- Problem details -
Output the records exactly as they appear, with no pictures included.

- Listed entries -

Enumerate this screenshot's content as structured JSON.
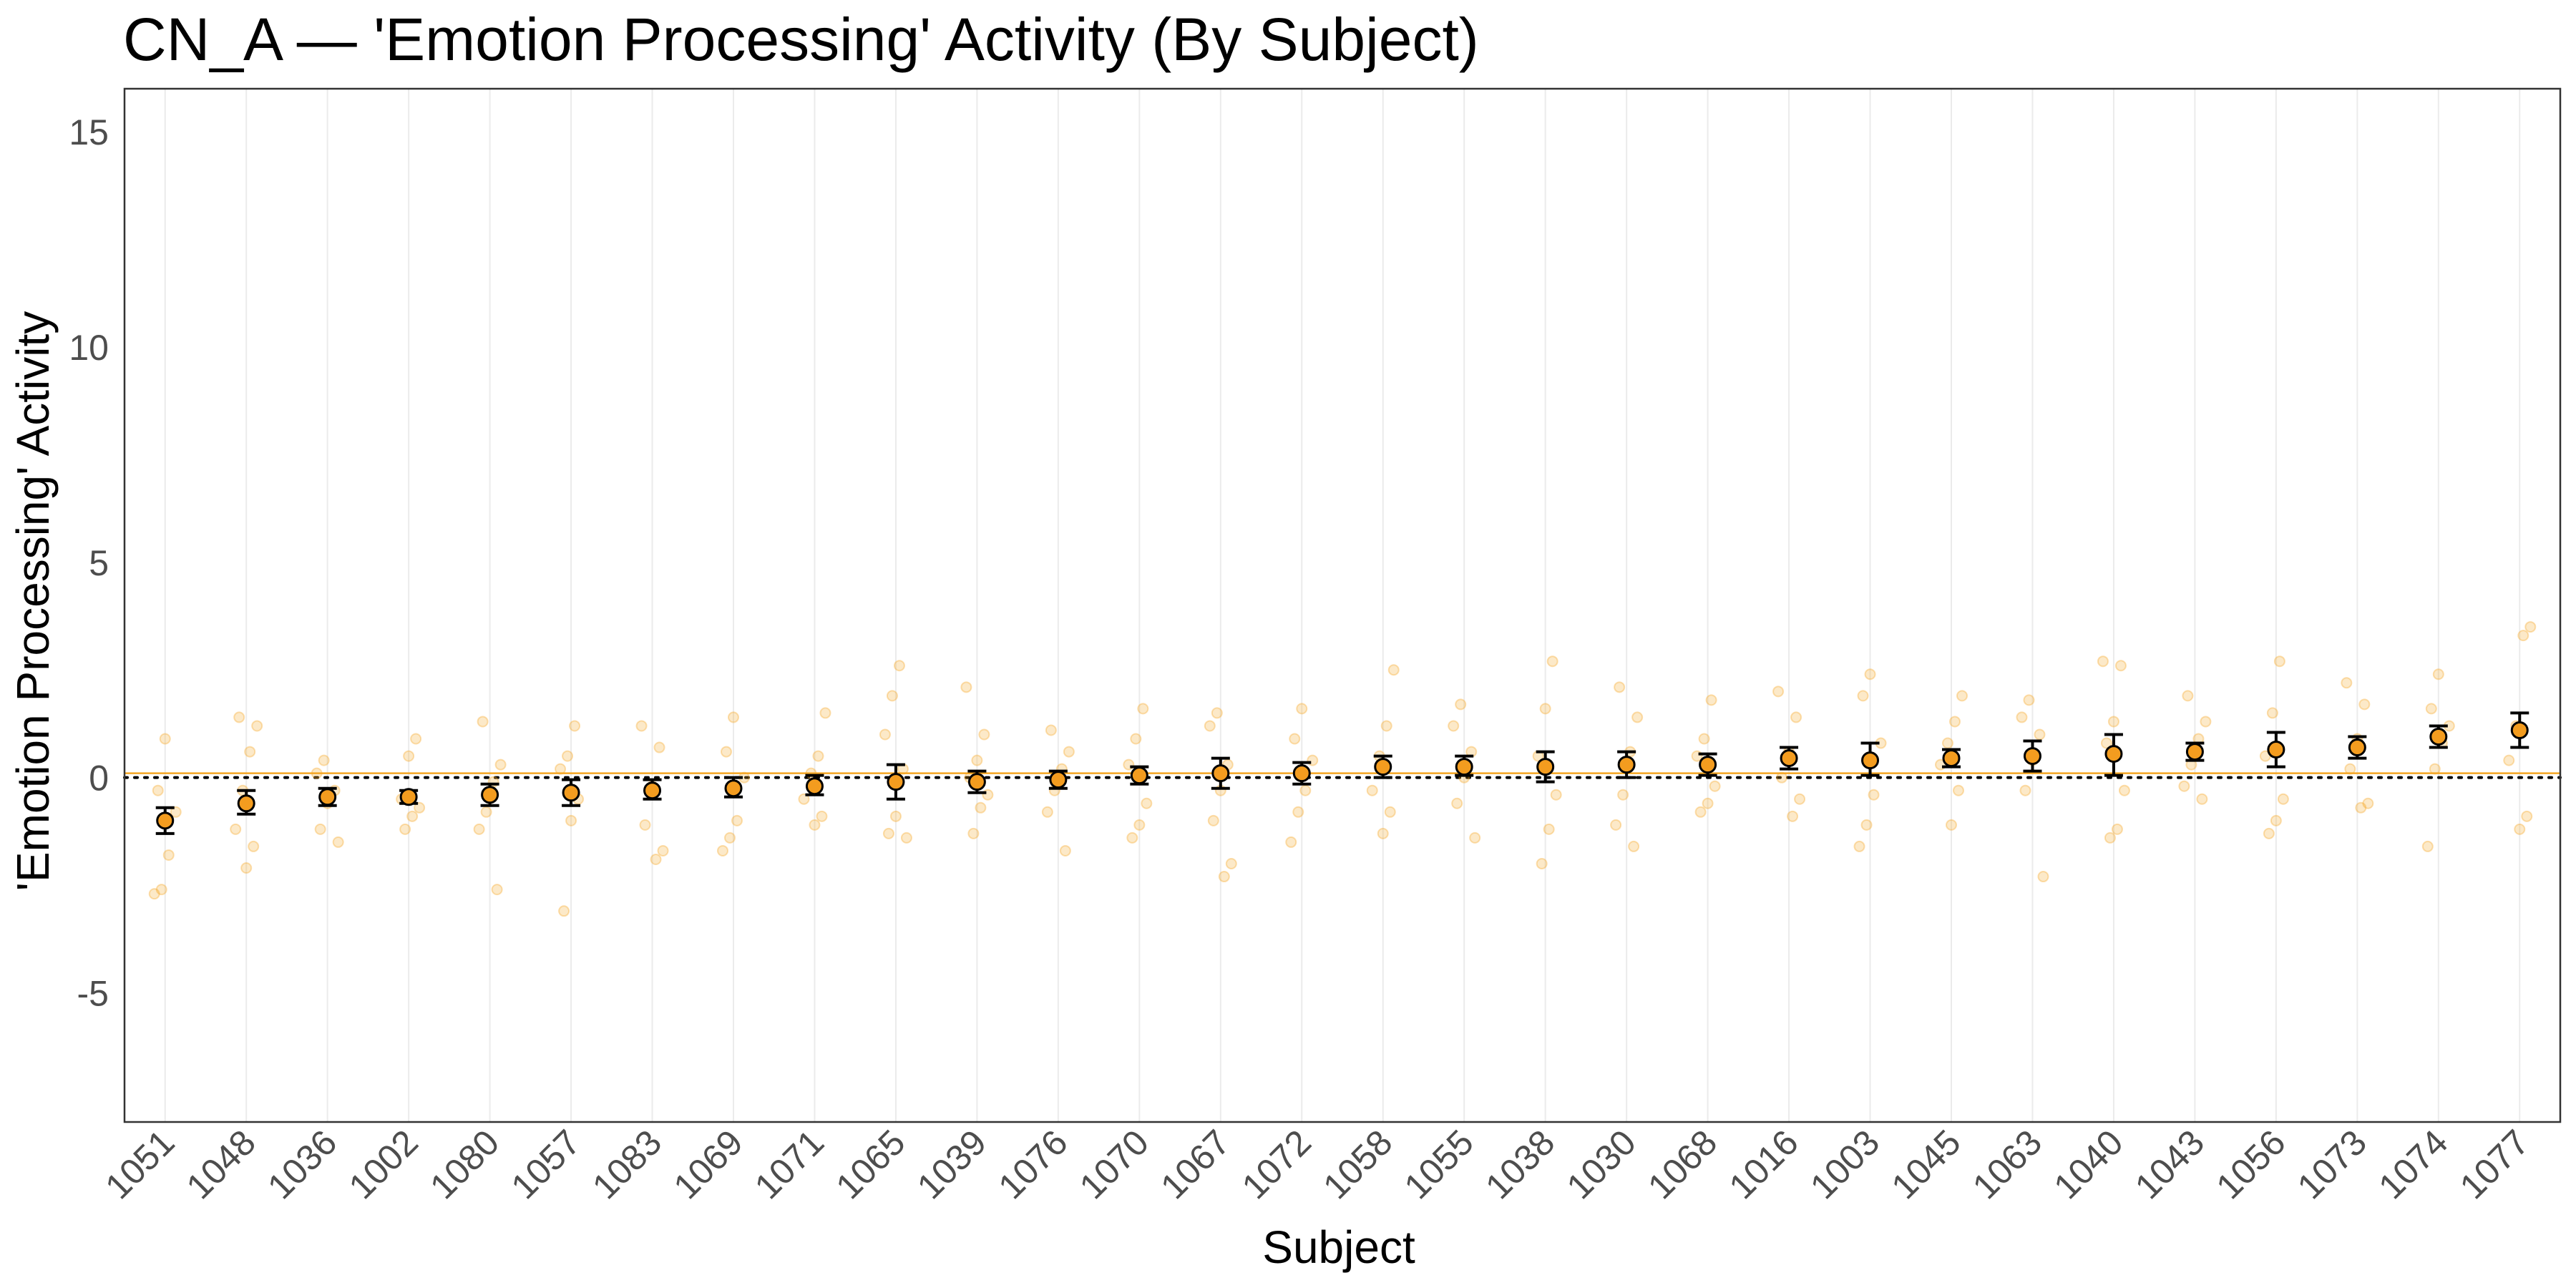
{
  "chart_data": {
    "type": "scatter",
    "title": "CN_A — 'Emotion Processing' Activity (By Subject)",
    "xlabel": "Subject",
    "ylabel": "'Emotion Processing' Activity",
    "ylim": [
      -8,
      16
    ],
    "yticks": [
      -5,
      0,
      5,
      10,
      15
    ],
    "ytick_labels": [
      "-5",
      "0",
      "5",
      "10",
      "15"
    ],
    "grid": "vertical",
    "reference_lines": [
      {
        "style": "dotted",
        "y": 0,
        "color": "#000000"
      },
      {
        "style": "solid",
        "y": 0.1,
        "color": "#F5A623"
      }
    ],
    "categories": [
      "1051",
      "1048",
      "1036",
      "1002",
      "1080",
      "1057",
      "1083",
      "1069",
      "1071",
      "1065",
      "1039",
      "1076",
      "1070",
      "1067",
      "1072",
      "1058",
      "1055",
      "1038",
      "1030",
      "1068",
      "1016",
      "1003",
      "1045",
      "1063",
      "1040",
      "1043",
      "1056",
      "1073",
      "1074",
      "1077"
    ],
    "series": [
      {
        "kind": "mean_with_error",
        "color": "#F39C1F",
        "mean": [
          -1.0,
          -0.6,
          -0.45,
          -0.45,
          -0.4,
          -0.35,
          -0.3,
          -0.25,
          -0.2,
          -0.1,
          -0.1,
          -0.05,
          0.05,
          0.1,
          0.1,
          0.25,
          0.25,
          0.25,
          0.3,
          0.3,
          0.45,
          0.4,
          0.45,
          0.5,
          0.55,
          0.6,
          0.65,
          0.7,
          0.95,
          1.1
        ],
        "lower": [
          -1.3,
          -0.85,
          -0.65,
          -0.6,
          -0.65,
          -0.65,
          -0.5,
          -0.45,
          -0.4,
          -0.5,
          -0.35,
          -0.25,
          -0.15,
          -0.25,
          -0.15,
          0.0,
          0.05,
          -0.1,
          0.0,
          0.05,
          0.2,
          0.05,
          0.25,
          0.15,
          0.05,
          0.4,
          0.25,
          0.45,
          0.7,
          0.7
        ],
        "upper": [
          -0.7,
          -0.3,
          -0.25,
          -0.3,
          -0.15,
          -0.05,
          -0.05,
          0.0,
          0.05,
          0.3,
          0.15,
          0.15,
          0.25,
          0.45,
          0.35,
          0.5,
          0.5,
          0.6,
          0.6,
          0.55,
          0.7,
          0.8,
          0.65,
          0.85,
          1.0,
          0.8,
          1.05,
          0.95,
          1.2,
          1.5
        ]
      },
      {
        "kind": "raw_points",
        "color": "#F5A623",
        "opacity": 0.25,
        "points": [
          [
            -2.7,
            -2.6,
            -1.8,
            -0.8,
            -0.3,
            0.9
          ],
          [
            -2.1,
            -1.6,
            -1.2,
            -0.3,
            0.6,
            1.2,
            1.4
          ],
          [
            -1.5,
            -1.2,
            -0.6,
            -0.3,
            0.1,
            0.4
          ],
          [
            -1.2,
            -0.9,
            -0.7,
            -0.5,
            0.5,
            0.9
          ],
          [
            -2.6,
            -1.2,
            -0.8,
            -0.1,
            0.3,
            1.3
          ],
          [
            -3.1,
            -1.0,
            -0.5,
            0.2,
            0.5,
            1.2
          ],
          [
            -1.9,
            -1.7,
            -1.1,
            -0.2,
            0.7,
            1.2
          ],
          [
            -1.7,
            -1.4,
            -1.0,
            0.0,
            0.6,
            1.4
          ],
          [
            -1.1,
            -0.9,
            -0.5,
            0.1,
            0.5,
            1.5
          ],
          [
            -1.4,
            -1.3,
            -0.9,
            0.2,
            1.0,
            1.9,
            2.6
          ],
          [
            -1.3,
            -0.7,
            -0.4,
            0.0,
            0.4,
            1.0,
            2.1
          ],
          [
            -1.7,
            -0.8,
            -0.3,
            0.2,
            0.6,
            1.1
          ],
          [
            -1.4,
            -1.1,
            -0.6,
            0.3,
            0.9,
            1.6
          ],
          [
            -2.3,
            -2.0,
            -1.0,
            -0.3,
            0.3,
            1.2,
            1.5
          ],
          [
            -1.5,
            -0.8,
            -0.3,
            0.4,
            0.9,
            1.6
          ],
          [
            -1.3,
            -0.8,
            -0.3,
            0.5,
            1.2,
            2.5
          ],
          [
            -1.4,
            -0.6,
            0.0,
            0.6,
            1.2,
            1.7
          ],
          [
            -2.0,
            -1.2,
            -0.4,
            0.5,
            1.6,
            2.7
          ],
          [
            -1.6,
            -1.1,
            -0.4,
            0.6,
            1.4,
            2.1
          ],
          [
            -0.8,
            -0.6,
            -0.2,
            0.5,
            0.9,
            1.8
          ],
          [
            -0.9,
            -0.5,
            0.0,
            0.6,
            1.4,
            2.0
          ],
          [
            -1.6,
            -1.1,
            -0.4,
            0.8,
            1.9,
            2.4
          ],
          [
            -1.1,
            -0.3,
            0.3,
            0.8,
            1.3,
            1.9
          ],
          [
            -2.3,
            -0.3,
            0.4,
            1.0,
            1.4,
            1.8
          ],
          [
            -1.4,
            -1.2,
            -0.3,
            0.8,
            1.3,
            2.6,
            2.7
          ],
          [
            -0.5,
            -0.2,
            0.3,
            0.9,
            1.3,
            1.9
          ],
          [
            -1.3,
            -1.0,
            -0.5,
            0.5,
            1.5,
            2.7
          ],
          [
            -0.7,
            -0.6,
            0.2,
            0.9,
            1.7,
            2.2
          ],
          [
            -1.6,
            0.2,
            0.8,
            1.2,
            1.6,
            2.4
          ],
          [
            -1.2,
            -0.9,
            0.4,
            1.2,
            3.3,
            3.5
          ]
        ]
      }
    ]
  }
}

- Expected output -
Enumerate this screenshot's content as structured JSON.
{
  "chart_data": {
    "type": "scatter",
    "title": "CN_A — 'Emotion Processing' Activity (By Subject)",
    "xlabel": "Subject",
    "ylabel": "'Emotion Processing' Activity",
    "ylim": [
      -8,
      16
    ],
    "yticks": [
      -5,
      0,
      5,
      10,
      15
    ],
    "ytick_labels": [
      "-5",
      "0",
      "5",
      "10",
      "15"
    ],
    "grid": "vertical",
    "reference_lines": [
      {
        "style": "dotted",
        "y": 0,
        "color": "#000000"
      },
      {
        "style": "solid",
        "y": 0.1,
        "color": "#F5A623"
      }
    ],
    "categories": [
      "1051",
      "1048",
      "1036",
      "1002",
      "1080",
      "1057",
      "1083",
      "1069",
      "1071",
      "1065",
      "1039",
      "1076",
      "1070",
      "1067",
      "1072",
      "1058",
      "1055",
      "1038",
      "1030",
      "1068",
      "1016",
      "1003",
      "1045",
      "1063",
      "1040",
      "1043",
      "1056",
      "1073",
      "1074",
      "1077"
    ],
    "series": [
      {
        "kind": "mean_with_error",
        "color": "#F39C1F",
        "mean": [
          -1.0,
          -0.6,
          -0.45,
          -0.45,
          -0.4,
          -0.35,
          -0.3,
          -0.25,
          -0.2,
          -0.1,
          -0.1,
          -0.05,
          0.05,
          0.1,
          0.1,
          0.25,
          0.25,
          0.25,
          0.3,
          0.3,
          0.45,
          0.4,
          0.45,
          0.5,
          0.55,
          0.6,
          0.65,
          0.7,
          0.95,
          1.1
        ],
        "lower": [
          -1.3,
          -0.85,
          -0.65,
          -0.6,
          -0.65,
          -0.65,
          -0.5,
          -0.45,
          -0.4,
          -0.5,
          -0.35,
          -0.25,
          -0.15,
          -0.25,
          -0.15,
          0.0,
          0.05,
          -0.1,
          0.0,
          0.05,
          0.2,
          0.05,
          0.25,
          0.15,
          0.05,
          0.4,
          0.25,
          0.45,
          0.7,
          0.7
        ],
        "upper": [
          -0.7,
          -0.3,
          -0.25,
          -0.3,
          -0.15,
          -0.05,
          -0.05,
          0.0,
          0.05,
          0.3,
          0.15,
          0.15,
          0.25,
          0.45,
          0.35,
          0.5,
          0.5,
          0.6,
          0.6,
          0.55,
          0.7,
          0.8,
          0.65,
          0.85,
          1.0,
          0.8,
          1.05,
          0.95,
          1.2,
          1.5
        ]
      },
      {
        "kind": "raw_points",
        "color": "#F5A623",
        "opacity": 0.25,
        "points": [
          [
            -2.7,
            -2.6,
            -1.8,
            -0.8,
            -0.3,
            0.9
          ],
          [
            -2.1,
            -1.6,
            -1.2,
            -0.3,
            0.6,
            1.2,
            1.4
          ],
          [
            -1.5,
            -1.2,
            -0.6,
            -0.3,
            0.1,
            0.4
          ],
          [
            -1.2,
            -0.9,
            -0.7,
            -0.5,
            0.5,
            0.9
          ],
          [
            -2.6,
            -1.2,
            -0.8,
            -0.1,
            0.3,
            1.3
          ],
          [
            -3.1,
            -1.0,
            -0.5,
            0.2,
            0.5,
            1.2
          ],
          [
            -1.9,
            -1.7,
            -1.1,
            -0.2,
            0.7,
            1.2
          ],
          [
            -1.7,
            -1.4,
            -1.0,
            0.0,
            0.6,
            1.4
          ],
          [
            -1.1,
            -0.9,
            -0.5,
            0.1,
            0.5,
            1.5
          ],
          [
            -1.4,
            -1.3,
            -0.9,
            0.2,
            1.0,
            1.9,
            2.6
          ],
          [
            -1.3,
            -0.7,
            -0.4,
            0.0,
            0.4,
            1.0,
            2.1
          ],
          [
            -1.7,
            -0.8,
            -0.3,
            0.2,
            0.6,
            1.1
          ],
          [
            -1.4,
            -1.1,
            -0.6,
            0.3,
            0.9,
            1.6
          ],
          [
            -2.3,
            -2.0,
            -1.0,
            -0.3,
            0.3,
            1.2,
            1.5
          ],
          [
            -1.5,
            -0.8,
            -0.3,
            0.4,
            0.9,
            1.6
          ],
          [
            -1.3,
            -0.8,
            -0.3,
            0.5,
            1.2,
            2.5
          ],
          [
            -1.4,
            -0.6,
            0.0,
            0.6,
            1.2,
            1.7
          ],
          [
            -2.0,
            -1.2,
            -0.4,
            0.5,
            1.6,
            2.7
          ],
          [
            -1.6,
            -1.1,
            -0.4,
            0.6,
            1.4,
            2.1
          ],
          [
            -0.8,
            -0.6,
            -0.2,
            0.5,
            0.9,
            1.8
          ],
          [
            -0.9,
            -0.5,
            0.0,
            0.6,
            1.4,
            2.0
          ],
          [
            -1.6,
            -1.1,
            -0.4,
            0.8,
            1.9,
            2.4
          ],
          [
            -1.1,
            -0.3,
            0.3,
            0.8,
            1.3,
            1.9
          ],
          [
            -2.3,
            -0.3,
            0.4,
            1.0,
            1.4,
            1.8
          ],
          [
            -1.4,
            -1.2,
            -0.3,
            0.8,
            1.3,
            2.6,
            2.7
          ],
          [
            -0.5,
            -0.2,
            0.3,
            0.9,
            1.3,
            1.9
          ],
          [
            -1.3,
            -1.0,
            -0.5,
            0.5,
            1.5,
            2.7
          ],
          [
            -0.7,
            -0.6,
            0.2,
            0.9,
            1.7,
            2.2
          ],
          [
            -1.6,
            0.2,
            0.8,
            1.2,
            1.6,
            2.4
          ],
          [
            -1.2,
            -0.9,
            0.4,
            1.2,
            3.3,
            3.5
          ]
        ]
      }
    ]
  }
}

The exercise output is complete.